• _STATED PROBLEM_
Type the records out again in full, exactly.

• _GIVEN ENTRIES_
..............................

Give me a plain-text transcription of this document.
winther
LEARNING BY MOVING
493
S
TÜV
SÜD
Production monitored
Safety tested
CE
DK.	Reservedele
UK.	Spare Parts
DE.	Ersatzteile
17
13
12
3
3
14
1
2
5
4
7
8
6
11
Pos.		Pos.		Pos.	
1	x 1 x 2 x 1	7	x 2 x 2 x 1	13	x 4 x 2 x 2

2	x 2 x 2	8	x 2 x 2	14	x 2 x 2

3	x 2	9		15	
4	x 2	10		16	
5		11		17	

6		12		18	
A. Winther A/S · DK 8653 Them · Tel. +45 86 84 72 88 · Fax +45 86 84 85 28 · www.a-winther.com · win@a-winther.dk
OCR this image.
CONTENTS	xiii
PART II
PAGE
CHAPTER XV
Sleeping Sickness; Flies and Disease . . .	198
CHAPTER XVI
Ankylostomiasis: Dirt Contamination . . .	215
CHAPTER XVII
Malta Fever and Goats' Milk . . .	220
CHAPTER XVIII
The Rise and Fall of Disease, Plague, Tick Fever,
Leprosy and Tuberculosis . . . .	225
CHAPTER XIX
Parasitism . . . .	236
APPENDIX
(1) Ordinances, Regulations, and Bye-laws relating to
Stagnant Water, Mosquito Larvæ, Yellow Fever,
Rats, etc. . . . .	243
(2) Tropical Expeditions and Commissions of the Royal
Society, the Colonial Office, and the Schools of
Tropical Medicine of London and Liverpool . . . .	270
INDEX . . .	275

..............................

• _EXPECTED OUTPUT_
Give me a plain-text transcription of this document.
winther
LEARNING BY MOVING
493
S
TÜV
SÜD
Production monitored
Safety tested
CE
DK.	Reservedele
UK.	Spare Parts
DE.	Ersatzteile
17
13
12
3
3
14
1
2
5
4
7
8
6
11
Pos.		Pos.		Pos.	
1	x 1 x 2 x 1	7	x 2 x 2 x 1	13	x 4 x 2 x 2

2	x 2 x 2	8	x 2 x 2	14	x 2 x 2

3	x 2	9		15	
4	x 2	10		16	
5		11		17	

6		12		18	
A. Winther A/S · DK 8653 Them · Tel. +45 86 84 72 88 · Fax +45 86 84 85 28 · www.a-winther.com · win@a-winther.dk
OCR this image.
CONTENTS	xiii
PART II
PAGE
CHAPTER XV
Sleeping Sickness; Flies and Disease . . .	198
CHAPTER XVI
Ankylostomiasis: Dirt Contamination . . .	215
CHAPTER XVII
Malta Fever and Goats' Milk . . .	220
CHAPTER XVIII
The Rise and Fall of Disease, Plague, Tick Fever,
Leprosy and Tuberculosis . . . .	225
CHAPTER XIX
Parasitism . . . .	236
APPENDIX
(1) Ordinances, Regulations, and Bye-laws relating to
Stagnant Water, Mosquito Larvæ, Yellow Fever,
Rats, etc. . . . .	243
(2) Tropical Expeditions and Commissions of the Royal
Society, the Colonial Office, and the Schools of
Tropical Medicine of London and Liverpool . . . .	270
INDEX . . .	275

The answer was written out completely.